* [What is needed]: Copy out all the entries exactly.

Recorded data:
+===+
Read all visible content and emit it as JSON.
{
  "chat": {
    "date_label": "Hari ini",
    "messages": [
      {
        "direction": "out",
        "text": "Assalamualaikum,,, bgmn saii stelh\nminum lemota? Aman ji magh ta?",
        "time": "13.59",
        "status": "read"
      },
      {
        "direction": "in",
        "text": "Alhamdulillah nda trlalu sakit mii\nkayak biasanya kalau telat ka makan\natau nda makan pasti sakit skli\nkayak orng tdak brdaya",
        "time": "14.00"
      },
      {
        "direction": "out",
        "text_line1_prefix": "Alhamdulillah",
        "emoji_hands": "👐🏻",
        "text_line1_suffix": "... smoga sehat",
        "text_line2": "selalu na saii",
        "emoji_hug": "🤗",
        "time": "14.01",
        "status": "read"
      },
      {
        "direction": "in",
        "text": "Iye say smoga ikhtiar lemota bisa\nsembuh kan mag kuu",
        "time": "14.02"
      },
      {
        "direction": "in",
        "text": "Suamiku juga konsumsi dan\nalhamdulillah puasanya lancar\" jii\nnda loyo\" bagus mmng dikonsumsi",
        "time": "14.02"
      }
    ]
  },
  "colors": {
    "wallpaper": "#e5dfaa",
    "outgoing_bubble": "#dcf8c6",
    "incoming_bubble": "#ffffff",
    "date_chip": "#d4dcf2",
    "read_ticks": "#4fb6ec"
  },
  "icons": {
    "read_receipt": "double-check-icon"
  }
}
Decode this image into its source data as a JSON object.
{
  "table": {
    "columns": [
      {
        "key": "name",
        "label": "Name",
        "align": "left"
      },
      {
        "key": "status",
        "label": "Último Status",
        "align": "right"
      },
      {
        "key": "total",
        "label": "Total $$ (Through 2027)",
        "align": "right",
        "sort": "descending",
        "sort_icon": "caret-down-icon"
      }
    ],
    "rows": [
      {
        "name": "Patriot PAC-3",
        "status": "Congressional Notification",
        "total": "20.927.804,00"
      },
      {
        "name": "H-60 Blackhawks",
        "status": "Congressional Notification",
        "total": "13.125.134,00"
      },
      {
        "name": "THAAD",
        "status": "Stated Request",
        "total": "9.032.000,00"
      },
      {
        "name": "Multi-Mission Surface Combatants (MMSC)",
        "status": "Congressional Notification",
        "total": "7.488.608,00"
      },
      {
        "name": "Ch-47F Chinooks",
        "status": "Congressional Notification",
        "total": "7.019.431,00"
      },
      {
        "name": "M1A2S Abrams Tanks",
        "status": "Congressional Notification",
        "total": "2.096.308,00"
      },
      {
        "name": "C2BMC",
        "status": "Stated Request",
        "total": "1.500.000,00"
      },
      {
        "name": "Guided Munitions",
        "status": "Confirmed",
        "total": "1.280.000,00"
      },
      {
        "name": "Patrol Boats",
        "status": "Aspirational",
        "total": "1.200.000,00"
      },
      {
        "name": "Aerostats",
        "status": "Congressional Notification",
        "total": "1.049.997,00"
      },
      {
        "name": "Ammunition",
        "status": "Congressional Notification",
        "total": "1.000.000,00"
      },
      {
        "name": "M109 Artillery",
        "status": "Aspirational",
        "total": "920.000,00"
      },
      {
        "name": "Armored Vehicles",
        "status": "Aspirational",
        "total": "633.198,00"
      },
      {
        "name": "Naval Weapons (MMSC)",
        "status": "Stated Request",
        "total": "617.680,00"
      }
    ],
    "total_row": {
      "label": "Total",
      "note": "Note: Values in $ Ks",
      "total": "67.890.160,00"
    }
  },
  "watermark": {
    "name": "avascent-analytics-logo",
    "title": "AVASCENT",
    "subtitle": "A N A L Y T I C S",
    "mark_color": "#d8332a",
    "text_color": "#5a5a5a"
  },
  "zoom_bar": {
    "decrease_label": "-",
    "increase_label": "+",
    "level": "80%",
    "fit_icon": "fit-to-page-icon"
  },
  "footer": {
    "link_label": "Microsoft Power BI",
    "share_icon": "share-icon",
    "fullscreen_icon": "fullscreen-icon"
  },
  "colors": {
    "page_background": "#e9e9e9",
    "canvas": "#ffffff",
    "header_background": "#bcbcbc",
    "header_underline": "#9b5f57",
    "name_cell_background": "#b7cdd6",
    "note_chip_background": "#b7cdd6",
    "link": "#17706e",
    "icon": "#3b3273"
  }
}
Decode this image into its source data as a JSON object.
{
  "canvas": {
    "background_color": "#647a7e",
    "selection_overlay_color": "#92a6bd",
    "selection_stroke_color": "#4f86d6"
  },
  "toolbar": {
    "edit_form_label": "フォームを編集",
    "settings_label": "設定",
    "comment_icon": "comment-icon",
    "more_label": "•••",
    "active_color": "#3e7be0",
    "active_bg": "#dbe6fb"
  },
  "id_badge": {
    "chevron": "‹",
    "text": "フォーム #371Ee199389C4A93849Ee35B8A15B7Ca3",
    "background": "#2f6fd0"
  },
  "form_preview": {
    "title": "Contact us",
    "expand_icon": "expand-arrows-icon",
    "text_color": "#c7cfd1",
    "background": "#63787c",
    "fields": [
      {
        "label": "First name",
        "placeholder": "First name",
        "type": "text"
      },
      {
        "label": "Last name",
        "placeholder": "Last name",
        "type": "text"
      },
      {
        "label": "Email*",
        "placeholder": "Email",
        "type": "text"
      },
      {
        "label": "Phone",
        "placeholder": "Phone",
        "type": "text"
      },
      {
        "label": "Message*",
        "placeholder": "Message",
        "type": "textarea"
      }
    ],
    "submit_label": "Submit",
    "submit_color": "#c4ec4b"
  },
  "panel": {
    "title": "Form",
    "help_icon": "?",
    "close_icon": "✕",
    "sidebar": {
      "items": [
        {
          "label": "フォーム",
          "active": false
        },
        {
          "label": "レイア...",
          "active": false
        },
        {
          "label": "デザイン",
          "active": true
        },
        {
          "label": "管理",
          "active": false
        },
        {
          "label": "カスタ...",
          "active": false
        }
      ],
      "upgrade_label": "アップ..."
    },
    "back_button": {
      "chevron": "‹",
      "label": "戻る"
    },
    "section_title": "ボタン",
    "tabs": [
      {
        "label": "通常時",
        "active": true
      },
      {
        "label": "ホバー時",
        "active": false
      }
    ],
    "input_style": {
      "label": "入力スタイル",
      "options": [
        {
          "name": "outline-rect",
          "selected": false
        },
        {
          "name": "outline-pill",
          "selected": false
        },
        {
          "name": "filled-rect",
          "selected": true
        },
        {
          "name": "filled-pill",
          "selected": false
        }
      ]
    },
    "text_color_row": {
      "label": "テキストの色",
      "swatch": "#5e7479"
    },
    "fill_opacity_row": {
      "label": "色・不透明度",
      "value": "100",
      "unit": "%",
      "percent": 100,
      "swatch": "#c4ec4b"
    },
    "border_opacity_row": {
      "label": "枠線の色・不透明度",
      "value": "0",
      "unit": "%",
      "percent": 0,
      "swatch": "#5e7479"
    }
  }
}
+===+
* [The reply]:
Read all visible content and emit it as JSON.
{
  "chat": {
    "date_label": "Hari ini",
    "messages": [
      {
        "direction": "out",
        "text": "Assalamualaikum,,, bgmn saii stelh\nminum lemota? Aman ji magh ta?",
        "time": "13.59",
        "status": "read"
      },
      {
        "direction": "in",
        "text": "Alhamdulillah nda trlalu sakit mii\nkayak biasanya kalau telat ka makan\natau nda makan pasti sakit skli\nkayak orng tdak brdaya",
        "time": "14.00"
      },
      {
        "direction": "out",
        "text_line1_prefix": "Alhamdulillah",
        "emoji_hands": "👐🏻",
        "text_line1_suffix": "... smoga sehat",
        "text_line2": "selalu na saii",
        "emoji_hug": "🤗",
        "time": "14.01",
        "status": "read"
      },
      {
        "direction": "in",
        "text": "Iye say smoga ikhtiar lemota bisa\nsembuh kan mag kuu",
        "time": "14.02"
      },
      {
        "direction": "in",
        "text": "Suamiku juga konsumsi dan\nalhamdulillah puasanya lancar\" jii\nnda loyo\" bagus mmng dikonsumsi",
        "time": "14.02"
      }
    ]
  },
  "colors": {
    "wallpaper": "#e5dfaa",
    "outgoing_bubble": "#dcf8c6",
    "incoming_bubble": "#ffffff",
    "date_chip": "#d4dcf2",
    "read_ticks": "#4fb6ec"
  },
  "icons": {
    "read_receipt": "double-check-icon"
  }
}
Decode this image into its source data as a JSON object.
{
  "table": {
    "columns": [
      {
        "key": "name",
        "label": "Name",
        "align": "left"
      },
      {
        "key": "status",
        "label": "Último Status",
        "align": "right"
      },
      {
        "key": "total",
        "label": "Total $$ (Through 2027)",
        "align": "right",
        "sort": "descending",
        "sort_icon": "caret-down-icon"
      }
    ],
    "rows": [
      {
        "name": "Patriot PAC-3",
        "status": "Congressional Notification",
        "total": "20.927.804,00"
      },
      {
        "name": "H-60 Blackhawks",
        "status": "Congressional Notification",
        "total": "13.125.134,00"
      },
      {
        "name": "THAAD",
        "status": "Stated Request",
        "total": "9.032.000,00"
      },
      {
        "name": "Multi-Mission Surface Combatants (MMSC)",
        "status": "Congressional Notification",
        "total": "7.488.608,00"
      },
      {
        "name": "Ch-47F Chinooks",
        "status": "Congressional Notification",
        "total": "7.019.431,00"
      },
      {
        "name": "M1A2S Abrams Tanks",
        "status": "Congressional Notification",
        "total": "2.096.308,00"
      },
      {
        "name": "C2BMC",
        "status": "Stated Request",
        "total": "1.500.000,00"
      },
      {
        "name": "Guided Munitions",
        "status": "Confirmed",
        "total": "1.280.000,00"
      },
      {
        "name": "Patrol Boats",
        "status": "Aspirational",
        "total": "1.200.000,00"
      },
      {
        "name": "Aerostats",
        "status": "Congressional Notification",
        "total": "1.049.997,00"
      },
      {
        "name": "Ammunition",
        "status": "Congressional Notification",
        "total": "1.000.000,00"
      },
      {
        "name": "M109 Artillery",
        "status": "Aspirational",
        "total": "920.000,00"
      },
      {
        "name": "Armored Vehicles",
        "status": "Aspirational",
        "total": "633.198,00"
      },
      {
        "name": "Naval Weapons (MMSC)",
        "status": "Stated Request",
        "total": "617.680,00"
      }
    ],
    "total_row": {
      "label": "Total",
      "note": "Note: Values in $ Ks",
      "total": "67.890.160,00"
    }
  },
  "watermark": {
    "name": "avascent-analytics-logo",
    "title": "AVASCENT",
    "subtitle": "A N A L Y T I C S",
    "mark_color": "#d8332a",
    "text_color": "#5a5a5a"
  },
  "zoom_bar": {
    "decrease_label": "-",
    "increase_label": "+",
    "level": "80%",
    "fit_icon": "fit-to-page-icon"
  },
  "footer": {
    "link_label": "Microsoft Power BI",
    "share_icon": "share-icon",
    "fullscreen_icon": "fullscreen-icon"
  },
  "colors": {
    "page_background": "#e9e9e9",
    "canvas": "#ffffff",
    "header_background": "#bcbcbc",
    "header_underline": "#9b5f57",
    "name_cell_background": "#b7cdd6",
    "note_chip_background": "#b7cdd6",
    "link": "#17706e",
    "icon": "#3b3273"
  }
}
Decode this image into its source data as a JSON object.
{
  "canvas": {
    "background_color": "#647a7e",
    "selection_overlay_color": "#92a6bd",
    "selection_stroke_color": "#4f86d6"
  },
  "toolbar": {
    "edit_form_label": "フォームを編集",
    "settings_label": "設定",
    "comment_icon": "comment-icon",
    "more_label": "•••",
    "active_color": "#3e7be0",
    "active_bg": "#dbe6fb"
  },
  "id_badge": {
    "chevron": "‹",
    "text": "フォーム #371Ee199389C4A93849Ee35B8A15B7Ca3",
    "background": "#2f6fd0"
  },
  "form_preview": {
    "title": "Contact us",
    "expand_icon": "expand-arrows-icon",
    "text_color": "#c7cfd1",
    "background": "#63787c",
    "fields": [
      {
        "label": "First name",
        "placeholder": "First name",
        "type": "text"
      },
      {
        "label": "Last name",
        "placeholder": "Last name",
        "type": "text"
      },
      {
        "label": "Email*",
        "placeholder": "Email",
        "type": "text"
      },
      {
        "label": "Phone",
        "placeholder": "Phone",
        "type": "text"
      },
      {
        "label": "Message*",
        "placeholder": "Message",
        "type": "textarea"
      }
    ],
    "submit_label": "Submit",
    "submit_color": "#c4ec4b"
  },
  "panel": {
    "title": "Form",
    "help_icon": "?",
    "close_icon": "✕",
    "sidebar": {
      "items": [
        {
          "label": "フォーム",
          "active": false
        },
        {
          "label": "レイア...",
          "active": false
        },
        {
          "label": "デザイン",
          "active": true
        },
        {
          "label": "管理",
          "active": false
        },
        {
          "label": "カスタ...",
          "active": false
        }
      ],
      "upgrade_label": "アップ..."
    },
    "back_button": {
      "chevron": "‹",
      "label": "戻る"
    },
    "section_title": "ボタン",
    "tabs": [
      {
        "label": "通常時",
        "active": true
      },
      {
        "label": "ホバー時",
        "active": false
      }
    ],
    "input_style": {
      "label": "入力スタイル",
      "options": [
        {
          "name": "outline-rect",
          "selected": false
        },
        {
          "name": "outline-pill",
          "selected": false
        },
        {
          "name": "filled-rect",
          "selected": true
        },
        {
          "name": "filled-pill",
          "selected": false
        }
      ]
    },
    "text_color_row": {
      "label": "テキストの色",
      "swatch": "#5e7479"
    },
    "fill_opacity_row": {
      "label": "色・不透明度",
      "value": "100",
      "unit": "%",
      "percent": 100,
      "swatch": "#c4ec4b"
    },
    "border_opacity_row": {
      "label": "枠線の色・不透明度",
      "value": "0",
      "unit": "%",
      "percent": 0,
      "swatch": "#5e7479"
    }
  }
}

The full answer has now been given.